Given problem → Restate each line word for word. Leave out every picture.

Recorded data →
** start **

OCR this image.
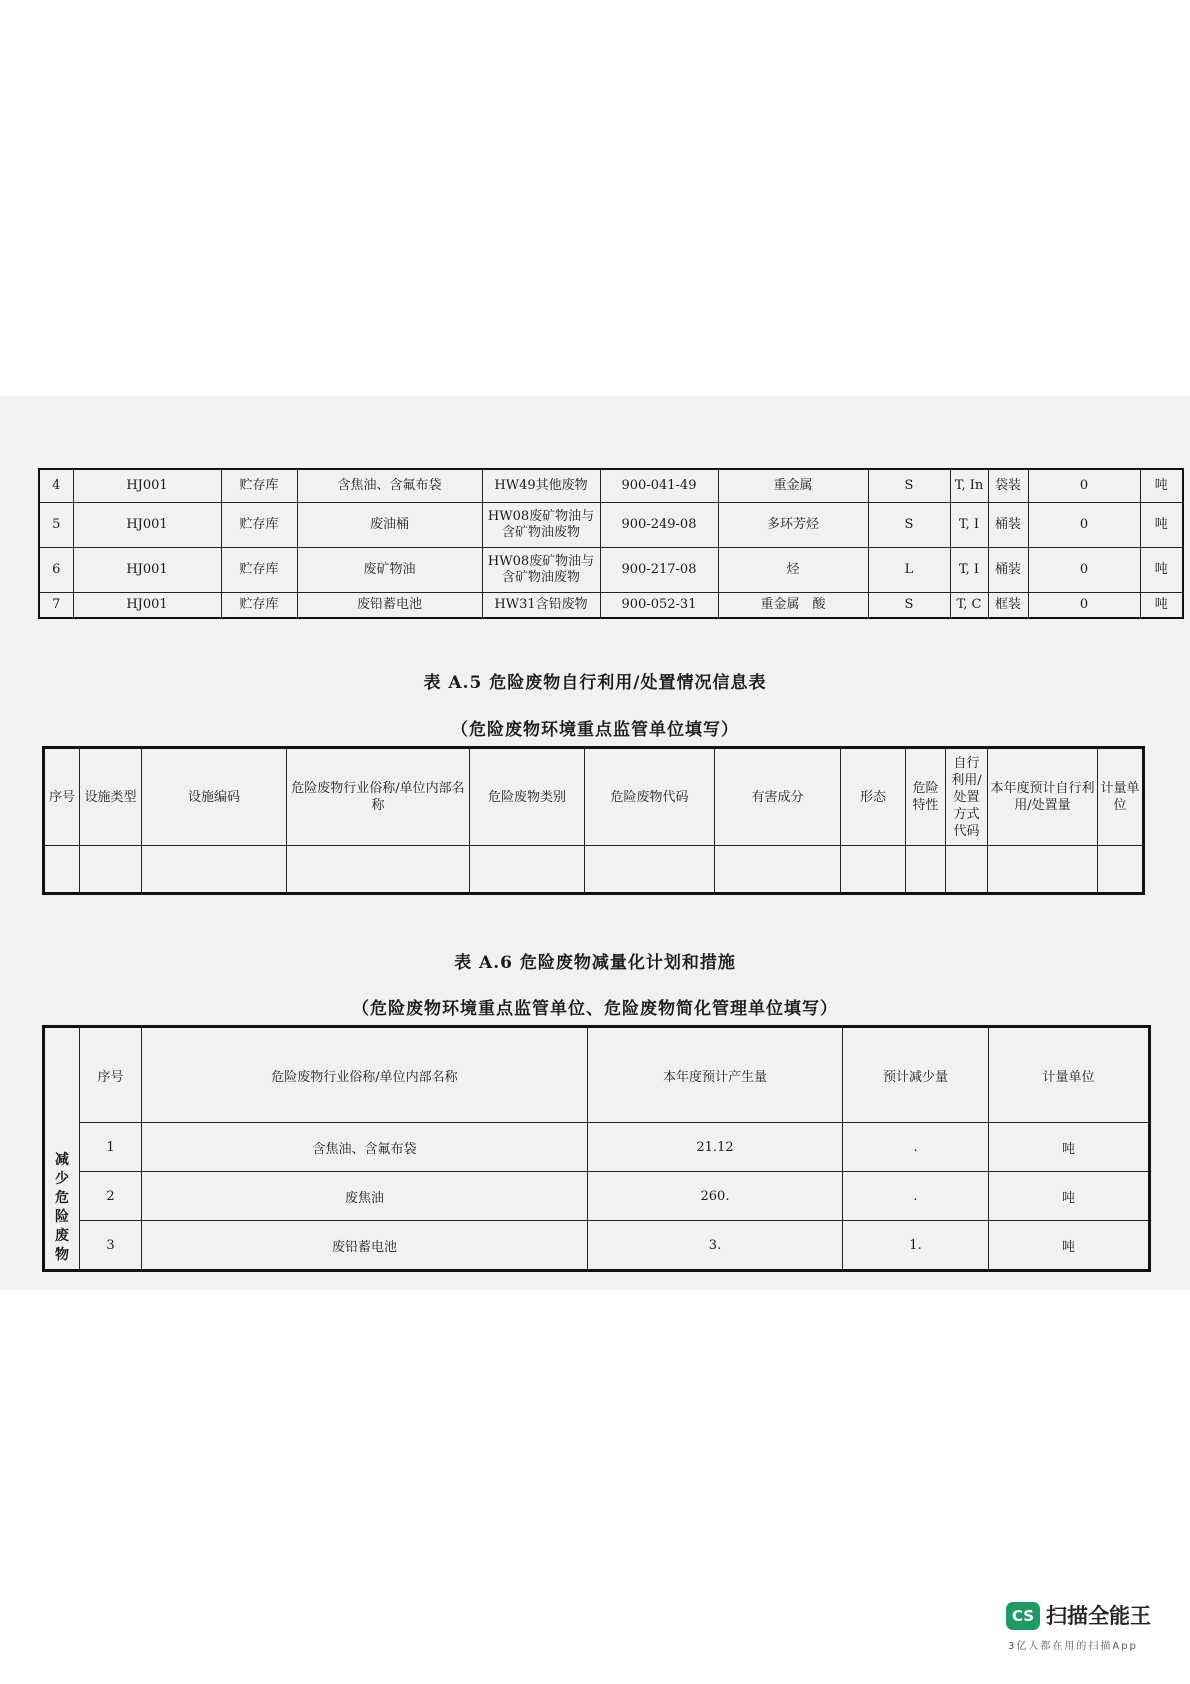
4	HJ001	贮存库	含焦油、含氟布袋	HW49其他废物	900-041-49	重金属	S	T, In	袋装	0	吨
5	HJ001	贮存库	废油桶	HW08废矿物油与含矿物油废物	900-249-08	多环芳烃	S	T, I	桶装	0	吨
6	HJ001	贮存库	废矿物油	HW08废矿物油与含矿物油废物	900-217-08	烃	L	T, I	桶装	0	吨
7	HJ001	贮存库	废铅蓄电池	HW31含铅废物	900-052-31	重金属　酸	S	T, C	框装	0	吨
表 A.5 危险废物自行利用/处置情况信息表
（危险废物环境重点监管单位填写）
序号	设施类型	设施编码	危险废物行业俗称/单位内部名称	危险废物类别	危险废物代码	有害成分	形态	危险特性	自行利用/处置方式代码	本年度预计自行利用/处置量	计量单位

表 A.6 危险废物减量化计划和措施
（危险废物环境重点监管单位、危险废物简化管理单位填写）
减少危险废物	序号	危险废物行业俗称/单位内部名称	本年度预计产生量	预计减少量	计量单位
	1	含焦油、含氟布袋	21.12	.	吨
	2	废焦油	260.	.	吨
	3	废铅蓄电池	3.	1.	吨
CS 扫描全能王
3亿人都在用的扫描App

** end **

Worked answer →
OCR this image.
4	HJ001	贮存库	含焦油、含氟布袋	HW49其他废物	900-041-49	重金属	S	T, In	袋装	0	吨
5	HJ001	贮存库	废油桶	HW08废矿物油与含矿物油废物	900-249-08	多环芳烃	S	T, I	桶装	0	吨
6	HJ001	贮存库	废矿物油	HW08废矿物油与含矿物油废物	900-217-08	烃	L	T, I	桶装	0	吨
7	HJ001	贮存库	废铅蓄电池	HW31含铅废物	900-052-31	重金属　酸	S	T, C	框装	0	吨
表 A.5 危险废物自行利用/处置情况信息表
（危险废物环境重点监管单位填写）
序号	设施类型	设施编码	危险废物行业俗称/单位内部名称	危险废物类别	危险废物代码	有害成分	形态	危险特性	自行利用/处置方式代码	本年度预计自行利用/处置量	计量单位

表 A.6 危险废物减量化计划和措施
（危险废物环境重点监管单位、危险废物简化管理单位填写）
减少危险废物	序号	危险废物行业俗称/单位内部名称	本年度预计产生量	预计减少量	计量单位
	1	含焦油、含氟布袋	21.12	.	吨
	2	废焦油	260.	.	吨
	3	废铅蓄电池	3.	1.	吨
CS 扫描全能王
3亿人都在用的扫描App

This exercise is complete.